*PROBLEM DESCRIPTION*
Exclude any images and output the remaining records exactly.

'''

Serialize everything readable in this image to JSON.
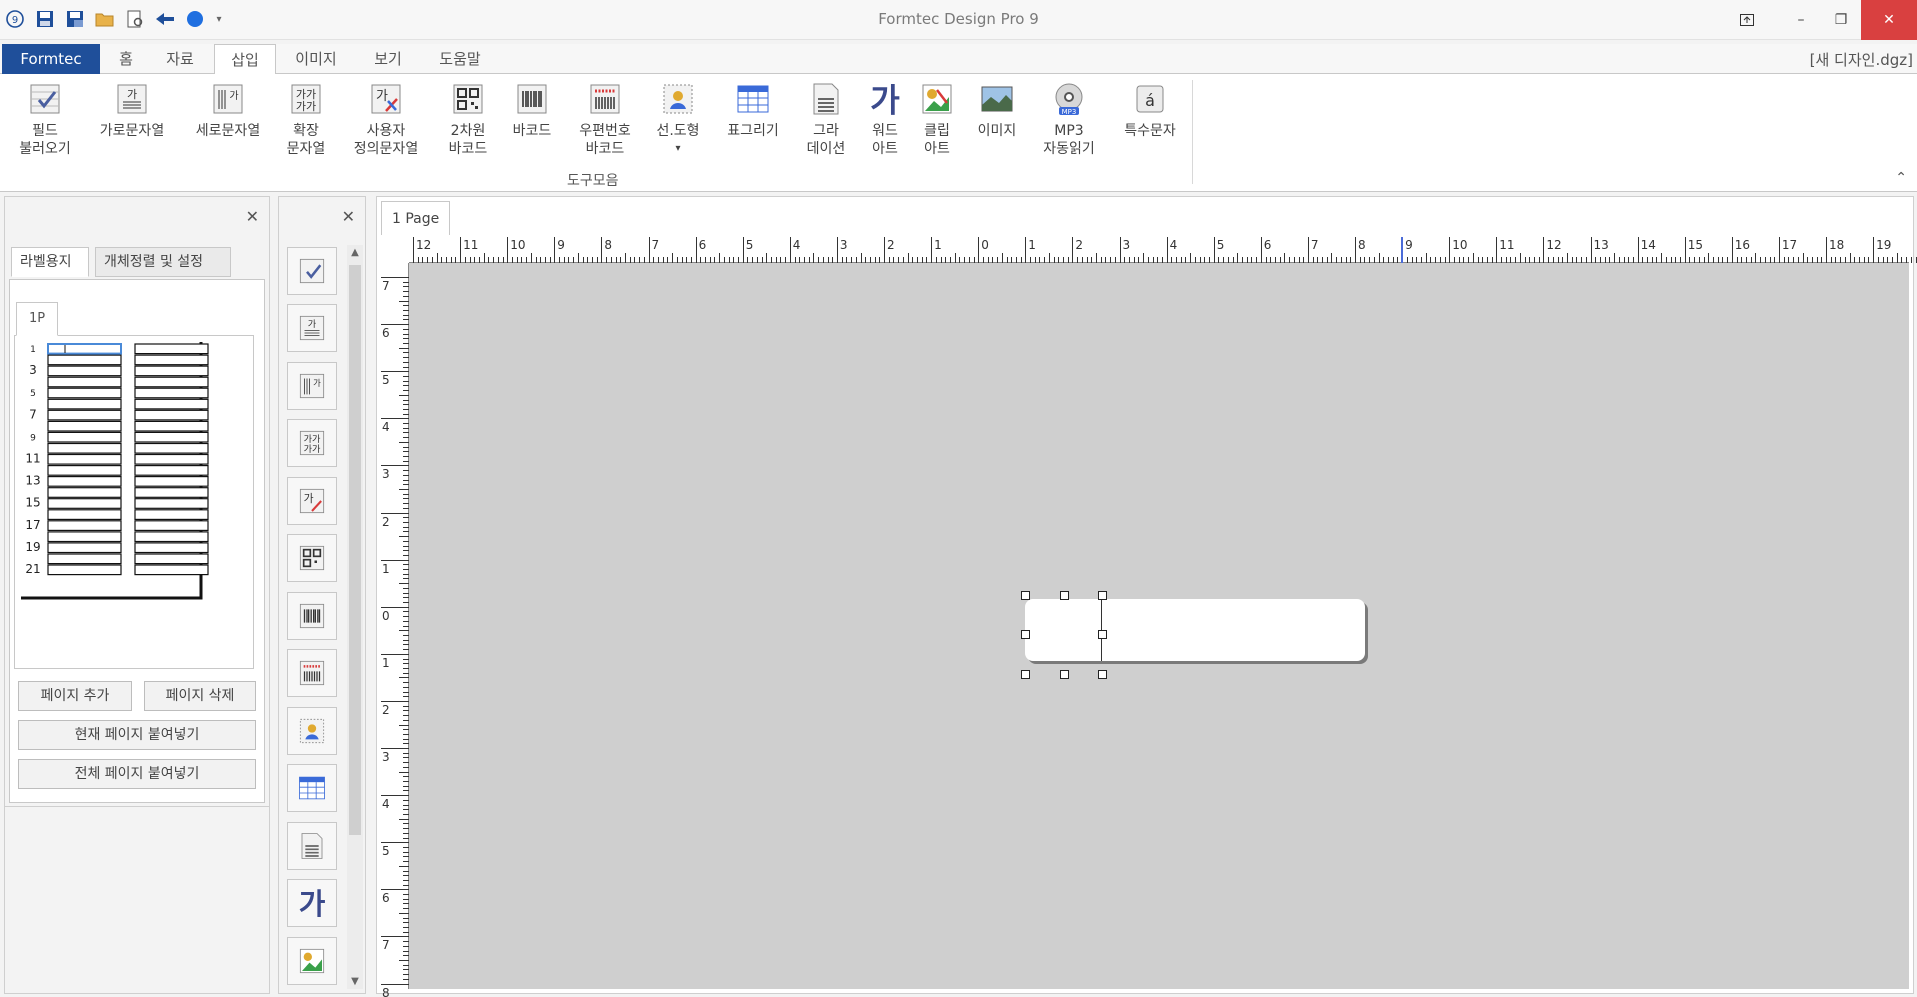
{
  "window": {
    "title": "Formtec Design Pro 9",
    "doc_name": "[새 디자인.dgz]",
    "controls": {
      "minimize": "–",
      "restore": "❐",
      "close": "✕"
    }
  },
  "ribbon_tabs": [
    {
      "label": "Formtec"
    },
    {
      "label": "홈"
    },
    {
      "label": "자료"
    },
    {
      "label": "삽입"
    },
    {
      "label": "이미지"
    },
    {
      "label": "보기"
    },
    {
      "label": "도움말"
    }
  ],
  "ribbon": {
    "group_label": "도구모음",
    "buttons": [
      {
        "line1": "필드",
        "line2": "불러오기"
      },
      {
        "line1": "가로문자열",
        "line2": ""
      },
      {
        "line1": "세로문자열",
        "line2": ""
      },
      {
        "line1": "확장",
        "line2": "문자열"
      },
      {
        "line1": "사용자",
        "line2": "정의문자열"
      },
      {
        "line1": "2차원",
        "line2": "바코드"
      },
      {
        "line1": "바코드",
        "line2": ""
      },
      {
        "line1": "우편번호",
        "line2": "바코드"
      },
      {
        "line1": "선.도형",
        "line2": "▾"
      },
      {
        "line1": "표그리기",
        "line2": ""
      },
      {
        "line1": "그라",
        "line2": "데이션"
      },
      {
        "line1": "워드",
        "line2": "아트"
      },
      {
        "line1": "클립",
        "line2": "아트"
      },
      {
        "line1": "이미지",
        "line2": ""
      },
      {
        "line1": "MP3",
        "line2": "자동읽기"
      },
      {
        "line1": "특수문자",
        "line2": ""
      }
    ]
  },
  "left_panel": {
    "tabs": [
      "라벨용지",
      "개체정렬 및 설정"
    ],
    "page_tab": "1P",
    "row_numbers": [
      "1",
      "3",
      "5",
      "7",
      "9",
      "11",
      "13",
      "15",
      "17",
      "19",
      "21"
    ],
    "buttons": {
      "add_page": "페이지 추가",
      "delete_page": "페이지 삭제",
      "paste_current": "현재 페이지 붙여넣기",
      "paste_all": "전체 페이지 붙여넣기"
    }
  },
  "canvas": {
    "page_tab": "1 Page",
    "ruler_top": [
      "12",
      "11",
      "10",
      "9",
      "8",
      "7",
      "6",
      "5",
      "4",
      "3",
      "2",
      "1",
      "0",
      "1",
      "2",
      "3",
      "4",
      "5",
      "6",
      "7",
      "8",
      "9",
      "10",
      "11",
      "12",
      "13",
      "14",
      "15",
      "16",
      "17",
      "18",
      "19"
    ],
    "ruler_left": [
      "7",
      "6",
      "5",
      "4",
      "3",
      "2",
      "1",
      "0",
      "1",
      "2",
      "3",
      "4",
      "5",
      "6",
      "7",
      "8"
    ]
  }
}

'''

*TASK RESPONSE*
Serialize everything readable in this image to JSON.
{
  "window": {
    "title": "Formtec Design Pro 9",
    "doc_name": "[새 디자인.dgz]",
    "controls": {
      "minimize": "–",
      "restore": "❐",
      "close": "✕"
    }
  },
  "ribbon_tabs": [
    {
      "label": "Formtec"
    },
    {
      "label": "홈"
    },
    {
      "label": "자료"
    },
    {
      "label": "삽입"
    },
    {
      "label": "이미지"
    },
    {
      "label": "보기"
    },
    {
      "label": "도움말"
    }
  ],
  "ribbon": {
    "group_label": "도구모음",
    "buttons": [
      {
        "line1": "필드",
        "line2": "불러오기"
      },
      {
        "line1": "가로문자열",
        "line2": ""
      },
      {
        "line1": "세로문자열",
        "line2": ""
      },
      {
        "line1": "확장",
        "line2": "문자열"
      },
      {
        "line1": "사용자",
        "line2": "정의문자열"
      },
      {
        "line1": "2차원",
        "line2": "바코드"
      },
      {
        "line1": "바코드",
        "line2": ""
      },
      {
        "line1": "우편번호",
        "line2": "바코드"
      },
      {
        "line1": "선.도형",
        "line2": "▾"
      },
      {
        "line1": "표그리기",
        "line2": ""
      },
      {
        "line1": "그라",
        "line2": "데이션"
      },
      {
        "line1": "워드",
        "line2": "아트"
      },
      {
        "line1": "클립",
        "line2": "아트"
      },
      {
        "line1": "이미지",
        "line2": ""
      },
      {
        "line1": "MP3",
        "line2": "자동읽기"
      },
      {
        "line1": "특수문자",
        "line2": ""
      }
    ]
  },
  "left_panel": {
    "tabs": [
      "라벨용지",
      "개체정렬 및 설정"
    ],
    "page_tab": "1P",
    "row_numbers": [
      "1",
      "3",
      "5",
      "7",
      "9",
      "11",
      "13",
      "15",
      "17",
      "19",
      "21"
    ],
    "buttons": {
      "add_page": "페이지 추가",
      "delete_page": "페이지 삭제",
      "paste_current": "현재 페이지 붙여넣기",
      "paste_all": "전체 페이지 붙여넣기"
    }
  },
  "canvas": {
    "page_tab": "1 Page",
    "ruler_top": [
      "12",
      "11",
      "10",
      "9",
      "8",
      "7",
      "6",
      "5",
      "4",
      "3",
      "2",
      "1",
      "0",
      "1",
      "2",
      "3",
      "4",
      "5",
      "6",
      "7",
      "8",
      "9",
      "10",
      "11",
      "12",
      "13",
      "14",
      "15",
      "16",
      "17",
      "18",
      "19"
    ],
    "ruler_left": [
      "7",
      "6",
      "5",
      "4",
      "3",
      "2",
      "1",
      "0",
      "1",
      "2",
      "3",
      "4",
      "5",
      "6",
      "7",
      "8"
    ]
  }
}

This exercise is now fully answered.